====== Task material

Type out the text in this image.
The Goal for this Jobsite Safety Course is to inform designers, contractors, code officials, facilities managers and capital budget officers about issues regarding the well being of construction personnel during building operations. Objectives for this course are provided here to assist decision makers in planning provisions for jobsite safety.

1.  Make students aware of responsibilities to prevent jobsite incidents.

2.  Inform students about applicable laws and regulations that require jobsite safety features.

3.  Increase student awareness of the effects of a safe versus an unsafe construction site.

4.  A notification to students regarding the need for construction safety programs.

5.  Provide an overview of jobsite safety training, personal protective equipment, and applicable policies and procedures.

============

*To be done*.
Above are the records; retype them all without a single difference.

*Solved exercise*.
Type out the text in this image.
The Goal for this Jobsite Safety Course is to inform designers, contractors, code officials, facilities managers and capital budget officers about issues regarding the well being of construction personnel during building operations. Objectives for this course are provided here to assist decision makers in planning provisions for jobsite safety.

1.  Make students aware of responsibilities to prevent jobsite incidents.

2.  Inform students about applicable laws and regulations that require jobsite safety features.

3.  Increase student awareness of the effects of a safe versus an unsafe construction site.

4.  A notification to students regarding the need for construction safety programs.

5.  Provide an overview of jobsite safety training, personal protective equipment, and applicable policies and procedures.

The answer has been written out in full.